Track down the lines that contain "Code" and copy them.

************

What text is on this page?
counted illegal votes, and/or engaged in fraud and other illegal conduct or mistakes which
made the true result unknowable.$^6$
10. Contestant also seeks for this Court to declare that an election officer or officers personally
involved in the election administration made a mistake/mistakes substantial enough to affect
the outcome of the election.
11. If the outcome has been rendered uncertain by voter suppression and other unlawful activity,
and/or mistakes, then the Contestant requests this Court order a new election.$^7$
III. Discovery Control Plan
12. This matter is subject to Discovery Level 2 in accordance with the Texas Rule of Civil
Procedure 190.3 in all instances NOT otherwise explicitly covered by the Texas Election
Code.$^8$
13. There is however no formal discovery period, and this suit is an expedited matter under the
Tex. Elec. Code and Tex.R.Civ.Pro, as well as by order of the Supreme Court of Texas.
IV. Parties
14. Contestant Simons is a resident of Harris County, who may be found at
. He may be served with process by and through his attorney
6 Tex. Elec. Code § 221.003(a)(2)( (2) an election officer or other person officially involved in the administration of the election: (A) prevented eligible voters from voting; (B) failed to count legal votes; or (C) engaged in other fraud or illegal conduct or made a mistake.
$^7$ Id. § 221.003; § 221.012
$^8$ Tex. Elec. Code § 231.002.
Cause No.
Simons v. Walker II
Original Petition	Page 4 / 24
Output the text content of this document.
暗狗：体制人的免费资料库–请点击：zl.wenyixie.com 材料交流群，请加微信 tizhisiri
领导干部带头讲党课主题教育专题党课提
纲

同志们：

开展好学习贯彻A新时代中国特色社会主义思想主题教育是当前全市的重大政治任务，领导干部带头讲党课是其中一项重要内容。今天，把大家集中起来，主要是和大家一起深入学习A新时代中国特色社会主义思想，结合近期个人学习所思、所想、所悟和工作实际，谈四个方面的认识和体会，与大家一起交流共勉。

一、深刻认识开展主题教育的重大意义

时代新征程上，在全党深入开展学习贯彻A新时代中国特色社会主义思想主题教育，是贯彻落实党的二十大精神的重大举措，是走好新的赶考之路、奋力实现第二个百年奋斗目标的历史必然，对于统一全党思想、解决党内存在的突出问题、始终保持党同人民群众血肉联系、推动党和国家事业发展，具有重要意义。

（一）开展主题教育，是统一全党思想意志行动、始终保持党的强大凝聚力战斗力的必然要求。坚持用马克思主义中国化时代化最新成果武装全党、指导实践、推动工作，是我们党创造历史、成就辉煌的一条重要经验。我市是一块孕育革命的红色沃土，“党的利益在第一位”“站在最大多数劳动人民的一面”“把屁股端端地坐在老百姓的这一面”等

************

* [RESULT]:
Code.$^8$
Tex. Elec. Code and Tex.R.Civ.Pro, as well as by order of the Supreme Court of Texas.
6 Tex. Elec. Code § 221.003(a)(2)( (2) an election officer or other person officially involved in the administration of the election: (A) prevented eligible voters from voting; (B) failed to count legal votes; or (C) engaged in other fraud or illegal conduct or made a mistake.
$^8$ Tex. Elec. Code § 231.002.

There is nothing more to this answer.